### Task statement
Collect all lines containing the word "أنبأ" from the data.

### Input data
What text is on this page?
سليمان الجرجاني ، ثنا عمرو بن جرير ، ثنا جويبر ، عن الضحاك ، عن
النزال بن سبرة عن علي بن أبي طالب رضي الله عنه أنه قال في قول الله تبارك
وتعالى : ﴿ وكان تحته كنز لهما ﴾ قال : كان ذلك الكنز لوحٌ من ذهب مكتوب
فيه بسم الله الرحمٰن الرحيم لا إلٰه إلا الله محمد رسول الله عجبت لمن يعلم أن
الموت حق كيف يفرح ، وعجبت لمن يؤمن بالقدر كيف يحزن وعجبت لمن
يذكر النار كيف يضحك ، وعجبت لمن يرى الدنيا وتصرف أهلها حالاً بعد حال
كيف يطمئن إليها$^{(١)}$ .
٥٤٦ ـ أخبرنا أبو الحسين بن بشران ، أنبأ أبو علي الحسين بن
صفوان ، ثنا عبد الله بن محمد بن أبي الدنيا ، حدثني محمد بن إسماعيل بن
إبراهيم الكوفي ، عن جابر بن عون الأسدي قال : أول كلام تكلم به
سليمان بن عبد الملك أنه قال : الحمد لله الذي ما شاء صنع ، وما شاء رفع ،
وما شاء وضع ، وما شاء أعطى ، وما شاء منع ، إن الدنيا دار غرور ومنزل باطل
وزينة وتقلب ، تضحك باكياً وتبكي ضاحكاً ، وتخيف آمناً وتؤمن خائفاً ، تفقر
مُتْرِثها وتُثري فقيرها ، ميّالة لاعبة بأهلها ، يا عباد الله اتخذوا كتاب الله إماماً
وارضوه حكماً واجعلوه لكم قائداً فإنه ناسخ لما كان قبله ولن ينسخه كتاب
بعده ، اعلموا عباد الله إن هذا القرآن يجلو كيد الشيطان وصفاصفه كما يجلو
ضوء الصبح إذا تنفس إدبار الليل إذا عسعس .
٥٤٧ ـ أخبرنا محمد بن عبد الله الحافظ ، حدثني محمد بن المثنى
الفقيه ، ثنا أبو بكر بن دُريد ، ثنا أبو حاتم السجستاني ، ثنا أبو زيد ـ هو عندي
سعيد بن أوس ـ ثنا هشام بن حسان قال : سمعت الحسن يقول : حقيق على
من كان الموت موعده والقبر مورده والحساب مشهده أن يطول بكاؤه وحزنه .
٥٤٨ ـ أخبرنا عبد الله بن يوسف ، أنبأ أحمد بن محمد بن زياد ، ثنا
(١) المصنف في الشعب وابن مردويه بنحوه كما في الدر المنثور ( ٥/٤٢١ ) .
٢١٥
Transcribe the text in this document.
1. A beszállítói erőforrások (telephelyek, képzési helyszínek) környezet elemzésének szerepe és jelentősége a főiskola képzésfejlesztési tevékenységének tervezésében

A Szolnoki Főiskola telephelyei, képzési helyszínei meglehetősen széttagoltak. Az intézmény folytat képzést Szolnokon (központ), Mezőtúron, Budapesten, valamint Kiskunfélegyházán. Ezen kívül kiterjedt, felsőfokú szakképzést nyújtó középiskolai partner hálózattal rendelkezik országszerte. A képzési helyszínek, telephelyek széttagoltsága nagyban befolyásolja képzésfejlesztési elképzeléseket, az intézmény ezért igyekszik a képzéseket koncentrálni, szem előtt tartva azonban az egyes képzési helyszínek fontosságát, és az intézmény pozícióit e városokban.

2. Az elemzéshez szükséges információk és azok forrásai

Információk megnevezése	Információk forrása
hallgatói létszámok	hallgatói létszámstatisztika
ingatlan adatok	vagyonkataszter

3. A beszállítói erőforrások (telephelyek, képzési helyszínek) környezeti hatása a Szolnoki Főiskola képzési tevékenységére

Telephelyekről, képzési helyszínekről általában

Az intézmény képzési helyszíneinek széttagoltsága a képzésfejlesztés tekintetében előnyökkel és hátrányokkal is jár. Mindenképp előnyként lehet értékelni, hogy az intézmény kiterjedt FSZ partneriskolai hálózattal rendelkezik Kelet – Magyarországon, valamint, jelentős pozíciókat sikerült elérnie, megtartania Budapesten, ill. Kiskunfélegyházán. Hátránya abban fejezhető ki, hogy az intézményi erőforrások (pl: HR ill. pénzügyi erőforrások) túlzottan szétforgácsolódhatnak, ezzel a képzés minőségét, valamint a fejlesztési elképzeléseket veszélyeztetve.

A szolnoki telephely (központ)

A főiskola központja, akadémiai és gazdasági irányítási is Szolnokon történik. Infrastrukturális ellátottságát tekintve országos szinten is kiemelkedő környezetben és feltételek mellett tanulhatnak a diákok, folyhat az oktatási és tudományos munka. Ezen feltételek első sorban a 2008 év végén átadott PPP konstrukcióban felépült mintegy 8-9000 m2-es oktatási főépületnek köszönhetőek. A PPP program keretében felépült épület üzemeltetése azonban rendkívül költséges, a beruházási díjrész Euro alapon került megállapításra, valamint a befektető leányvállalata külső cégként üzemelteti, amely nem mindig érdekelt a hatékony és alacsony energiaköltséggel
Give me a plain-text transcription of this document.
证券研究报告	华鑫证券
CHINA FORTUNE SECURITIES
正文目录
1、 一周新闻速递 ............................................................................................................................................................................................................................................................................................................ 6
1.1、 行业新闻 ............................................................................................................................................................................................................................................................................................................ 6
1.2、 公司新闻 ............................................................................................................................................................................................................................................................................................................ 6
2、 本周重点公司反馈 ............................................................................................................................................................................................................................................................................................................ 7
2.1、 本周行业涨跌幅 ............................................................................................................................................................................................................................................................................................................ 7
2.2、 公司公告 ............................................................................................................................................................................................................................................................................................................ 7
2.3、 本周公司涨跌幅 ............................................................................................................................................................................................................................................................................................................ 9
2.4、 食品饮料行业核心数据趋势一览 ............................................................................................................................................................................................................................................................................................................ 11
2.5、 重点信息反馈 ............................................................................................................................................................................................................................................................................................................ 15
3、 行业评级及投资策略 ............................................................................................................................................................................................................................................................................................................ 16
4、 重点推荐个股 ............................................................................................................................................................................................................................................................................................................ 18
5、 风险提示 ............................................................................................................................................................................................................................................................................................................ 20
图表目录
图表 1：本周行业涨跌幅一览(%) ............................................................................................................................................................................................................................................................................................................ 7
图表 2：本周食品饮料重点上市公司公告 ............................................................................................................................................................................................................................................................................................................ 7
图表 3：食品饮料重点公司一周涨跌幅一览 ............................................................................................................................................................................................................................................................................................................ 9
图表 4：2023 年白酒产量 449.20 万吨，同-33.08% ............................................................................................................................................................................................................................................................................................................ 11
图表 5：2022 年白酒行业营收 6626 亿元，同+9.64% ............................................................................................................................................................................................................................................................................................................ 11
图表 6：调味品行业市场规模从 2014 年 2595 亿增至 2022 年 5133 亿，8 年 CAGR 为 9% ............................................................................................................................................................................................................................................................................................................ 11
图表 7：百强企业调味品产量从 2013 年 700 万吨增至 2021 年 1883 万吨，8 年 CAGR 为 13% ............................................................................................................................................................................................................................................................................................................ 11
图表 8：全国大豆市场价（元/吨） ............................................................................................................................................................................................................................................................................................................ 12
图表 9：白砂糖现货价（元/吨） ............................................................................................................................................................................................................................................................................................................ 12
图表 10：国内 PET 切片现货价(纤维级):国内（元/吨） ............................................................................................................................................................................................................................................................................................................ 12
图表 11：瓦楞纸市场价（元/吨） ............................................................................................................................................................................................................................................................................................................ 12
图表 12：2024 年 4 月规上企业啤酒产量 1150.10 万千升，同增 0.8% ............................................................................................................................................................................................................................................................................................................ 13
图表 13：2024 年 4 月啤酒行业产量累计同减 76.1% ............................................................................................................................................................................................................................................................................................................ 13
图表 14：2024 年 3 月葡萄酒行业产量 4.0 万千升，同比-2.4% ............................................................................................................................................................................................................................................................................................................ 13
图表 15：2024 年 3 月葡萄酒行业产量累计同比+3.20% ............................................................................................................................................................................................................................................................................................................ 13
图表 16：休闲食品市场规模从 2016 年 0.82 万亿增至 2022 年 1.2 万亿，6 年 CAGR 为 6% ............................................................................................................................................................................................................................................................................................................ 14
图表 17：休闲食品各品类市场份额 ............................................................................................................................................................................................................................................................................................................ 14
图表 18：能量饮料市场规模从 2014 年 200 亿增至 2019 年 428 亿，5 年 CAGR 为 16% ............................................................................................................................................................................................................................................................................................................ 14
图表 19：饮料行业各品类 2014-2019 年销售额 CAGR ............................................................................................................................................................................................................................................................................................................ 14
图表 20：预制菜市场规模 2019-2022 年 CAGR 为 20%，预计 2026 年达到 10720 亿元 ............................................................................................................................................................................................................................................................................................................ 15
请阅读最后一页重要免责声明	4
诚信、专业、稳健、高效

### Complete answer
٥٤٦ ـ أخبرنا أبو الحسين بن بشران ، أنبأ أبو علي الحسين بن
٥٤٨ ـ أخبرنا عبد الله بن يوسف ، أنبأ أحمد بن محمد بن زياد ، ثنا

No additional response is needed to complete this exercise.